### Given task
Both the line containing "Parse this screenshot: output" and the line containing "Serialize everything readable" are part of the range to copy, along with every line between them. Copy it exactly and leave out the pictures.

### Data section

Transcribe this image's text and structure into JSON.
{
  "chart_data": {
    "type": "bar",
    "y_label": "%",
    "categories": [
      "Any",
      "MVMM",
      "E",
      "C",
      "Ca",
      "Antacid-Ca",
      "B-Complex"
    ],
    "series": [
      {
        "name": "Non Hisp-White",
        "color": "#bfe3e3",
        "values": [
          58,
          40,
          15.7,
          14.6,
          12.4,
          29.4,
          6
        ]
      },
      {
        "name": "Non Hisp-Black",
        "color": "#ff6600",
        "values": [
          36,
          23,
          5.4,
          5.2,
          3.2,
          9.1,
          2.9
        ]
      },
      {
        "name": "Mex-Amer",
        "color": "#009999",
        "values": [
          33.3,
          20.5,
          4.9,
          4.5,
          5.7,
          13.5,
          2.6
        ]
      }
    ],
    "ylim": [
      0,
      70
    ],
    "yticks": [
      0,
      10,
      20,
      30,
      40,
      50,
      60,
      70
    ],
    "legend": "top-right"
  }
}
--
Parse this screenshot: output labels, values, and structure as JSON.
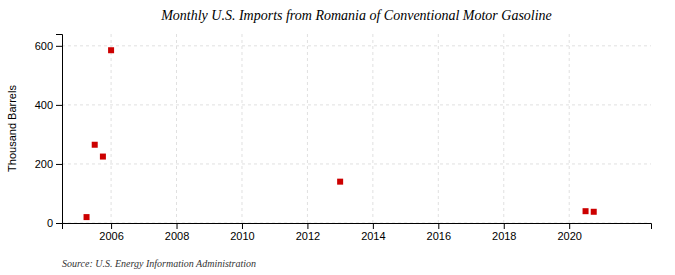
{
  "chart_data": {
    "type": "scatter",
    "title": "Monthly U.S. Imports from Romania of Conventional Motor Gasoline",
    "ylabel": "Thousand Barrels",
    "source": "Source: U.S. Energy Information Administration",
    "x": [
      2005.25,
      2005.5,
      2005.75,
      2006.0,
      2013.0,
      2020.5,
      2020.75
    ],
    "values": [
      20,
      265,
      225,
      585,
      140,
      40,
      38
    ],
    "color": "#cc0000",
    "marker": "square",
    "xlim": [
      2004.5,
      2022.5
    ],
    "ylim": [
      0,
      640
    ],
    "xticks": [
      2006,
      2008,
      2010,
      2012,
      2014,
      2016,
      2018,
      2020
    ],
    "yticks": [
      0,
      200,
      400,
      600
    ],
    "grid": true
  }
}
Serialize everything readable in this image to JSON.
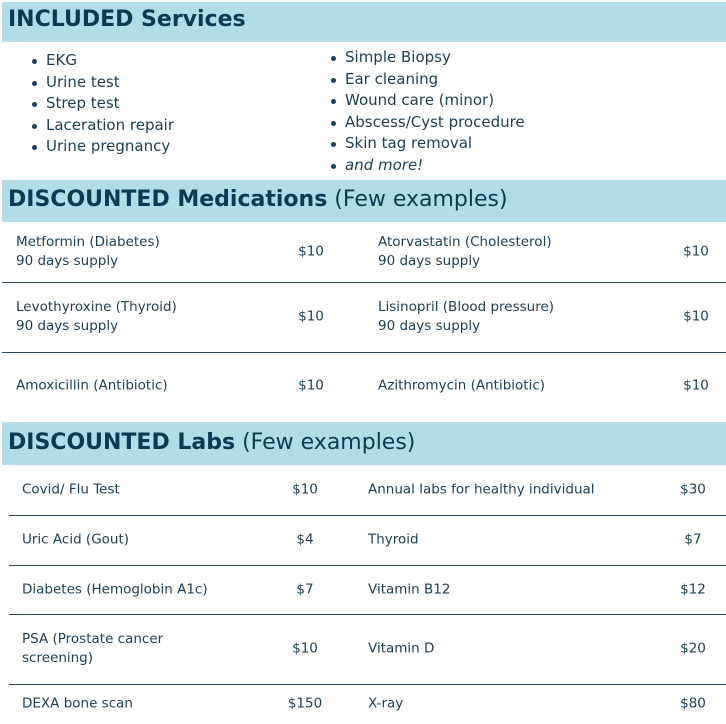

### Finished exercise
Parse this screenshot: output labels, values, and structure as JSON.
{
  "chart_data": {
    "type": "scatter",
    "title": "Monthly U.S. Imports from Romania of Conventional Motor Gasoline",
    "ylabel": "Thousand Barrels",
    "source": "Source: U.S. Energy Information Administration",
    "x": [
      2005.25,
      2005.5,
      2005.75,
      2006.0,
      2013.0,
      2020.5,
      2020.75
    ],
    "values": [
      20,
      265,
      225,
      585,
      140,
      40,
      38
    ],
    "color": "#cc0000",
    "marker": "square",
    "xlim": [
      2004.5,
      2022.5
    ],
    "ylim": [
      0,
      640
    ],
    "xticks": [
      2006,
      2008,
      2010,
      2012,
      2014,
      2016,
      2018,
      2020
    ],
    "yticks": [
      0,
      200,
      400,
      600
    ],
    "grid": true
  }
}
Serialize everything readable in this image to JSON.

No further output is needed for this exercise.